### [What this task involves]
Reproduce every entry in the listing without alteration.

### [Data shown]
"""

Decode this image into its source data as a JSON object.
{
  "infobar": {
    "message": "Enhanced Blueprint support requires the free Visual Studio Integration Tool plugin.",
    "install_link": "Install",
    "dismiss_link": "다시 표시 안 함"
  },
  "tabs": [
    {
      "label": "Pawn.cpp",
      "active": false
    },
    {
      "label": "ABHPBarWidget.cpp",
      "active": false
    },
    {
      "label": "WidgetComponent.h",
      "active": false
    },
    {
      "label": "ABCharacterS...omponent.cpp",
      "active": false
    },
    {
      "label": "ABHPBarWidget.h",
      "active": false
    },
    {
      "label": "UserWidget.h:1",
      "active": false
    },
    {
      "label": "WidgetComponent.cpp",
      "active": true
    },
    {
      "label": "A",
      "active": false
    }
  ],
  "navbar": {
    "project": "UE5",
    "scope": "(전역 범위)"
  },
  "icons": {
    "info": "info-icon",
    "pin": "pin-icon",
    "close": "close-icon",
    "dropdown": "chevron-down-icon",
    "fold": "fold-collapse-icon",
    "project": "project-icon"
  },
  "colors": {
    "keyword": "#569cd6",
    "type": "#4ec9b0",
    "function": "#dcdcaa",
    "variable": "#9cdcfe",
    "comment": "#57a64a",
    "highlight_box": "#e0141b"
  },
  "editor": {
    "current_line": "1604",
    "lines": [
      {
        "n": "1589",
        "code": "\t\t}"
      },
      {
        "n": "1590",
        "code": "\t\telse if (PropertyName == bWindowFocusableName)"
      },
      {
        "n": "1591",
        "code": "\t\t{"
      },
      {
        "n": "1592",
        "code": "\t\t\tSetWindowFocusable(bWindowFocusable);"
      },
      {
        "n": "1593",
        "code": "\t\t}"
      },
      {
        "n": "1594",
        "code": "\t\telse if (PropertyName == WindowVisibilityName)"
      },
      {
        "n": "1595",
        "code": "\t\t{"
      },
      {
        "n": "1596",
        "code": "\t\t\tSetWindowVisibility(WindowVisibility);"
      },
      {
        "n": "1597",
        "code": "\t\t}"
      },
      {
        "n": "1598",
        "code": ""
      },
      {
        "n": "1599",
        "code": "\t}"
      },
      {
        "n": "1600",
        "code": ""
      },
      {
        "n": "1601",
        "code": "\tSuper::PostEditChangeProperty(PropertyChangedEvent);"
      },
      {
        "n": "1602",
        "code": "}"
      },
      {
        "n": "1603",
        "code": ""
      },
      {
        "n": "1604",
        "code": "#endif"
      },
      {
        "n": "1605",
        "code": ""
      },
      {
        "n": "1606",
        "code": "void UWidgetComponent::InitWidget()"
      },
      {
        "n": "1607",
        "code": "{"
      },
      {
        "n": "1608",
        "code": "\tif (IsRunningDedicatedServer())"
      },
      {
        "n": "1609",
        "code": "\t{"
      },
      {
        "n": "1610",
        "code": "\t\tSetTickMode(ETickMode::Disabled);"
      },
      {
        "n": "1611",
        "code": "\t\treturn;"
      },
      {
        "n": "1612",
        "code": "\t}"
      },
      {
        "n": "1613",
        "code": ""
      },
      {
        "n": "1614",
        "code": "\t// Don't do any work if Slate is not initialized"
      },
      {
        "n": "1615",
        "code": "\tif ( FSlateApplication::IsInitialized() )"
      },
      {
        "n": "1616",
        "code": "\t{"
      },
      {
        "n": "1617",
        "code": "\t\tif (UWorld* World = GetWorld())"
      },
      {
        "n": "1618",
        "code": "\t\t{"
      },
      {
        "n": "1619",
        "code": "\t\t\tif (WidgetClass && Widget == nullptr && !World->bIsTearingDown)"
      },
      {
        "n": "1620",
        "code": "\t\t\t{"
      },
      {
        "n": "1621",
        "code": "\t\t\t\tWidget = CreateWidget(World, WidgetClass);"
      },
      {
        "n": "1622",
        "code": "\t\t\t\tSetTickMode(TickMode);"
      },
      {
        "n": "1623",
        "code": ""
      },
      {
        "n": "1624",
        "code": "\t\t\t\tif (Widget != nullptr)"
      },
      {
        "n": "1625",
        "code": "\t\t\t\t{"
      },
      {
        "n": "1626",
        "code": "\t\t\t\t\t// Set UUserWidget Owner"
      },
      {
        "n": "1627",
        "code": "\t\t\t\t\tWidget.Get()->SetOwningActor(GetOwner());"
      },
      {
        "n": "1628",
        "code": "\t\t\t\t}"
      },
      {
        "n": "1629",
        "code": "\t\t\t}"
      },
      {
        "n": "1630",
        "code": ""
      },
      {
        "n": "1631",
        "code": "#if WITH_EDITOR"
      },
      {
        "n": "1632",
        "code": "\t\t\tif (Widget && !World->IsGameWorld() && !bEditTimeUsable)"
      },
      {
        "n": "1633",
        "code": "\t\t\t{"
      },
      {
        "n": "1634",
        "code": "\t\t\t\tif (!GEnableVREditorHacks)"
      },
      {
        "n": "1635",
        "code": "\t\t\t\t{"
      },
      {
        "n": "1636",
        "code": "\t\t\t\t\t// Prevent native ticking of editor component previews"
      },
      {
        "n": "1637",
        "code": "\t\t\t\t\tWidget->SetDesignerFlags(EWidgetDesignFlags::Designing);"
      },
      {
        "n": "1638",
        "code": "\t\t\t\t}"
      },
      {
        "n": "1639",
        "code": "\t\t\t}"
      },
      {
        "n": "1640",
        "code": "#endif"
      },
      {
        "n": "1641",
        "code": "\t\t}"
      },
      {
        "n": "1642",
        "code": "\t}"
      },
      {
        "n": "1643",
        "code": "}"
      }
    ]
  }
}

"""

### [Answer for the task]
Decode this image into its source data as a JSON object.
{
  "infobar": {
    "message": "Enhanced Blueprint support requires the free Visual Studio Integration Tool plugin.",
    "install_link": "Install",
    "dismiss_link": "다시 표시 안 함"
  },
  "tabs": [
    {
      "label": "Pawn.cpp",
      "active": false
    },
    {
      "label": "ABHPBarWidget.cpp",
      "active": false
    },
    {
      "label": "WidgetComponent.h",
      "active": false
    },
    {
      "label": "ABCharacterS...omponent.cpp",
      "active": false
    },
    {
      "label": "ABHPBarWidget.h",
      "active": false
    },
    {
      "label": "UserWidget.h:1",
      "active": false
    },
    {
      "label": "WidgetComponent.cpp",
      "active": true
    },
    {
      "label": "A",
      "active": false
    }
  ],
  "navbar": {
    "project": "UE5",
    "scope": "(전역 범위)"
  },
  "icons": {
    "info": "info-icon",
    "pin": "pin-icon",
    "close": "close-icon",
    "dropdown": "chevron-down-icon",
    "fold": "fold-collapse-icon",
    "project": "project-icon"
  },
  "colors": {
    "keyword": "#569cd6",
    "type": "#4ec9b0",
    "function": "#dcdcaa",
    "variable": "#9cdcfe",
    "comment": "#57a64a",
    "highlight_box": "#e0141b"
  },
  "editor": {
    "current_line": "1604",
    "lines": [
      {
        "n": "1589",
        "code": "\t\t}"
      },
      {
        "n": "1590",
        "code": "\t\telse if (PropertyName == bWindowFocusableName)"
      },
      {
        "n": "1591",
        "code": "\t\t{"
      },
      {
        "n": "1592",
        "code": "\t\t\tSetWindowFocusable(bWindowFocusable);"
      },
      {
        "n": "1593",
        "code": "\t\t}"
      },
      {
        "n": "1594",
        "code": "\t\telse if (PropertyName == WindowVisibilityName)"
      },
      {
        "n": "1595",
        "code": "\t\t{"
      },
      {
        "n": "1596",
        "code": "\t\t\tSetWindowVisibility(WindowVisibility);"
      },
      {
        "n": "1597",
        "code": "\t\t}"
      },
      {
        "n": "1598",
        "code": ""
      },
      {
        "n": "1599",
        "code": "\t}"
      },
      {
        "n": "1600",
        "code": ""
      },
      {
        "n": "1601",
        "code": "\tSuper::PostEditChangeProperty(PropertyChangedEvent);"
      },
      {
        "n": "1602",
        "code": "}"
      },
      {
        "n": "1603",
        "code": ""
      },
      {
        "n": "1604",
        "code": "#endif"
      },
      {
        "n": "1605",
        "code": ""
      },
      {
        "n": "1606",
        "code": "void UWidgetComponent::InitWidget()"
      },
      {
        "n": "1607",
        "code": "{"
      },
      {
        "n": "1608",
        "code": "\tif (IsRunningDedicatedServer())"
      },
      {
        "n": "1609",
        "code": "\t{"
      },
      {
        "n": "1610",
        "code": "\t\tSetTickMode(ETickMode::Disabled);"
      },
      {
        "n": "1611",
        "code": "\t\treturn;"
      },
      {
        "n": "1612",
        "code": "\t}"
      },
      {
        "n": "1613",
        "code": ""
      },
      {
        "n": "1614",
        "code": "\t// Don't do any work if Slate is not initialized"
      },
      {
        "n": "1615",
        "code": "\tif ( FSlateApplication::IsInitialized() )"
      },
      {
        "n": "1616",
        "code": "\t{"
      },
      {
        "n": "1617",
        "code": "\t\tif (UWorld* World = GetWorld())"
      },
      {
        "n": "1618",
        "code": "\t\t{"
      },
      {
        "n": "1619",
        "code": "\t\t\tif (WidgetClass && Widget == nullptr && !World->bIsTearingDown)"
      },
      {
        "n": "1620",
        "code": "\t\t\t{"
      },
      {
        "n": "1621",
        "code": "\t\t\t\tWidget = CreateWidget(World, WidgetClass);"
      },
      {
        "n": "1622",
        "code": "\t\t\t\tSetTickMode(TickMode);"
      },
      {
        "n": "1623",
        "code": ""
      },
      {
        "n": "1624",
        "code": "\t\t\t\tif (Widget != nullptr)"
      },
      {
        "n": "1625",
        "code": "\t\t\t\t{"
      },
      {
        "n": "1626",
        "code": "\t\t\t\t\t// Set UUserWidget Owner"
      },
      {
        "n": "1627",
        "code": "\t\t\t\t\tWidget.Get()->SetOwningActor(GetOwner());"
      },
      {
        "n": "1628",
        "code": "\t\t\t\t}"
      },
      {
        "n": "1629",
        "code": "\t\t\t}"
      },
      {
        "n": "1630",
        "code": ""
      },
      {
        "n": "1631",
        "code": "#if WITH_EDITOR"
      },
      {
        "n": "1632",
        "code": "\t\t\tif (Widget && !World->IsGameWorld() && !bEditTimeUsable)"
      },
      {
        "n": "1633",
        "code": "\t\t\t{"
      },
      {
        "n": "1634",
        "code": "\t\t\t\tif (!GEnableVREditorHacks)"
      },
      {
        "n": "1635",
        "code": "\t\t\t\t{"
      },
      {
        "n": "1636",
        "code": "\t\t\t\t\t// Prevent native ticking of editor component previews"
      },
      {
        "n": "1637",
        "code": "\t\t\t\t\tWidget->SetDesignerFlags(EWidgetDesignFlags::Designing);"
      },
      {
        "n": "1638",
        "code": "\t\t\t\t}"
      },
      {
        "n": "1639",
        "code": "\t\t\t}"
      },
      {
        "n": "1640",
        "code": "#endif"
      },
      {
        "n": "1641",
        "code": "\t\t}"
      },
      {
        "n": "1642",
        "code": "\t}"
      },
      {
        "n": "1643",
        "code": "}"
      }
    ]
  }
}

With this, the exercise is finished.